━━━ GIVEN INFORMATION
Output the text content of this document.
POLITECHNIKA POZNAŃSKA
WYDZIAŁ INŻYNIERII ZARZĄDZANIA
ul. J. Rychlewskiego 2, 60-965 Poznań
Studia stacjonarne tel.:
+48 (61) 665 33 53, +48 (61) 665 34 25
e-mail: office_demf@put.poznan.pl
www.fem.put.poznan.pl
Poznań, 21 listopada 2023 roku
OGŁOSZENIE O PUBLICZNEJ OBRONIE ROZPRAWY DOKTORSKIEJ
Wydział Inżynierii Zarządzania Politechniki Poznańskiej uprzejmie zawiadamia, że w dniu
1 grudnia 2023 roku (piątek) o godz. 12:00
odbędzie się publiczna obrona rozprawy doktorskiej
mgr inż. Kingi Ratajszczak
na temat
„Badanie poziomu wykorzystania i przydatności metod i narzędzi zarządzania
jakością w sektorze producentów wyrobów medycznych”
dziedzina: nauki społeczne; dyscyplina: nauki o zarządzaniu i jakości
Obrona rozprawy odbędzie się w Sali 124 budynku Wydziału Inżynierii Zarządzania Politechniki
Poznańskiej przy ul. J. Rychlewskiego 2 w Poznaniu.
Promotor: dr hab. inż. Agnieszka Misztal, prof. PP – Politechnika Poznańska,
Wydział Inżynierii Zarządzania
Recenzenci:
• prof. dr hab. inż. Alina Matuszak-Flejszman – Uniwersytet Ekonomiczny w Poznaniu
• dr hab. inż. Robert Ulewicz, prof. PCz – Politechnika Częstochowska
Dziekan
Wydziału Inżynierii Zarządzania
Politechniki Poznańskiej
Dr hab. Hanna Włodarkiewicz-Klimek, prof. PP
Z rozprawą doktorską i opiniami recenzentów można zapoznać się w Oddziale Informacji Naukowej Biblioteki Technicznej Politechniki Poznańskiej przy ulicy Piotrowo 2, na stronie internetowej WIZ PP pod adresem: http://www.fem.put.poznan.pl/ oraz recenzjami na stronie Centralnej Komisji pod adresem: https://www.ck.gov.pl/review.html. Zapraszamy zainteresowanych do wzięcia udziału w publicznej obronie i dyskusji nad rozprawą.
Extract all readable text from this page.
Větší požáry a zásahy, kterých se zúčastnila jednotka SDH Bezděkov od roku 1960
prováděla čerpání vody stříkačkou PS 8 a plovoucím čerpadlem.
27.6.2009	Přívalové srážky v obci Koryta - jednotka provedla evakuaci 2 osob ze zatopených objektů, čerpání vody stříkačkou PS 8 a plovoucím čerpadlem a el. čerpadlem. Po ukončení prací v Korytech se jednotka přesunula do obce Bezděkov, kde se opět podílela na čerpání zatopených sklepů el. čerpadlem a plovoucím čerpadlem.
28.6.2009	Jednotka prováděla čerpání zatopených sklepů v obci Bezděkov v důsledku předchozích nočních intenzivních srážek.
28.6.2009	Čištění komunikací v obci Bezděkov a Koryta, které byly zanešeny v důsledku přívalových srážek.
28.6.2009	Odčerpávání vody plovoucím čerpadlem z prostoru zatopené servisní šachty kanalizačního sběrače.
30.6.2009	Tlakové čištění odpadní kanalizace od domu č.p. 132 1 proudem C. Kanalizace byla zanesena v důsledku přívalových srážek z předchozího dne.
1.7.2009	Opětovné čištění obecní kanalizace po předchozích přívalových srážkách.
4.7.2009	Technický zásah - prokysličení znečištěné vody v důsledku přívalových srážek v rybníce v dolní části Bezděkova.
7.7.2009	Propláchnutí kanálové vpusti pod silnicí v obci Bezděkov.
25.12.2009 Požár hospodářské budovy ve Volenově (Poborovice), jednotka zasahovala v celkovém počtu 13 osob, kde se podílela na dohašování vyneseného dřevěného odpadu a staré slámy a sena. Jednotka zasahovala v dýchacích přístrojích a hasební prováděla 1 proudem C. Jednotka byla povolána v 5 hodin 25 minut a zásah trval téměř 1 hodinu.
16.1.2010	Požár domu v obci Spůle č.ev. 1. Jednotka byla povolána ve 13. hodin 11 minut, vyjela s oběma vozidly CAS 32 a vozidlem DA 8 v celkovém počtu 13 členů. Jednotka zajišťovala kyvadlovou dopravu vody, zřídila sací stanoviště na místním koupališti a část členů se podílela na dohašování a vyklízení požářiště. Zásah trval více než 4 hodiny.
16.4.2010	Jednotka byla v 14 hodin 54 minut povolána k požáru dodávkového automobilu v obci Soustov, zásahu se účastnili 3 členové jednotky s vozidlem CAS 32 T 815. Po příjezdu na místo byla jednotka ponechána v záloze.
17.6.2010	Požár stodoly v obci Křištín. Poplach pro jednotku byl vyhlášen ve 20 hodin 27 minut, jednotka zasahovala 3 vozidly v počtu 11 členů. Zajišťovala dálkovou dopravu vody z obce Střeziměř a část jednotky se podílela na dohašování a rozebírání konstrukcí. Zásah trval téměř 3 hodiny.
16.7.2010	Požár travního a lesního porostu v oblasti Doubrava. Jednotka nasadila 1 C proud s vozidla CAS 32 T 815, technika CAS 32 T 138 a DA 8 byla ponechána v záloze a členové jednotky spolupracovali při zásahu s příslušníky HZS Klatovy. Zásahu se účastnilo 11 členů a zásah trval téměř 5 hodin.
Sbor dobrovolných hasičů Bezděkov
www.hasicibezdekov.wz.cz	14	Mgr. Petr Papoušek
━━━━━━
━━━ GIVEN INFORMATION
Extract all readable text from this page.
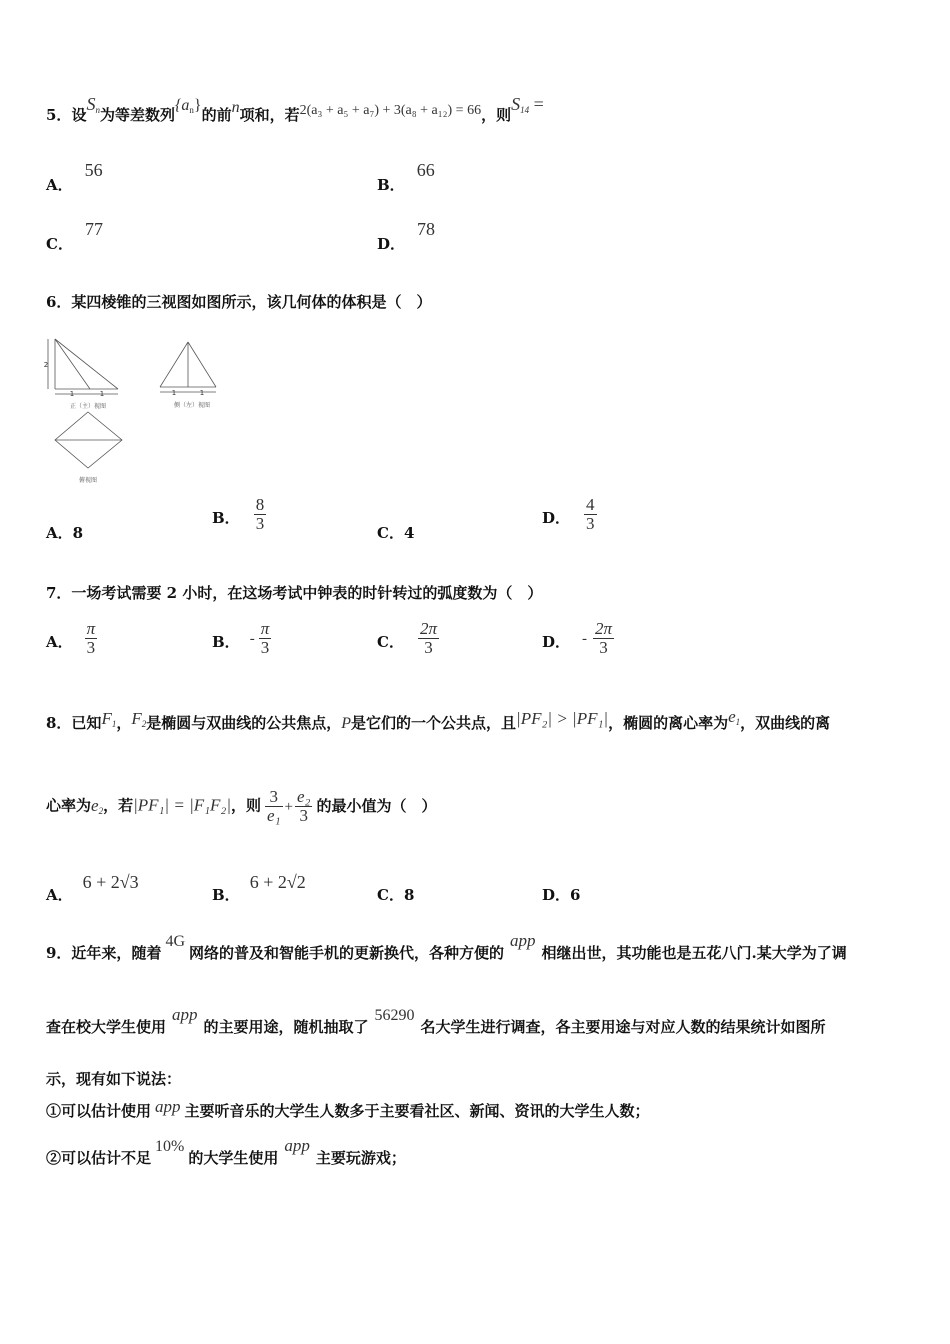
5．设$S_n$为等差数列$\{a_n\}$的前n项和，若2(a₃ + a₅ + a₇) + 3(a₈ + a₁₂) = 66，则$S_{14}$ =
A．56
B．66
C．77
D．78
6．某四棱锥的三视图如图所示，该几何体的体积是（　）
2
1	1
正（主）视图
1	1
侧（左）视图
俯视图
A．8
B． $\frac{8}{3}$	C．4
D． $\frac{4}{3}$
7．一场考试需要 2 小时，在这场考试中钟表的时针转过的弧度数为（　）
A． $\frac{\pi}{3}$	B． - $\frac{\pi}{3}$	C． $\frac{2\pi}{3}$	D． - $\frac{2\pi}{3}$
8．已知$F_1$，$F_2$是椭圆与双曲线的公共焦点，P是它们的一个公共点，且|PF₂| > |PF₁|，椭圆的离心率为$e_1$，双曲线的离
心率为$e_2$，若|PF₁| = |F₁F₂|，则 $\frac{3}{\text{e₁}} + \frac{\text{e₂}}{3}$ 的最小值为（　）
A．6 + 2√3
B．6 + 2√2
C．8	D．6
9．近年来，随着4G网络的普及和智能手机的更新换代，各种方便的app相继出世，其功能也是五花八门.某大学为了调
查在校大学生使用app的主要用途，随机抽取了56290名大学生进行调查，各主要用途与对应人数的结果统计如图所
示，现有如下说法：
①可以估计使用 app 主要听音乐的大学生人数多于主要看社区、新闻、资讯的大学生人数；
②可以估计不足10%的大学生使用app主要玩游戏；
━━━━━━
• **WHAT YOU NEED TO DO**: Return only the number of lines in the data above that include the word "předchozích".

• **FULL SOLUTION**: 2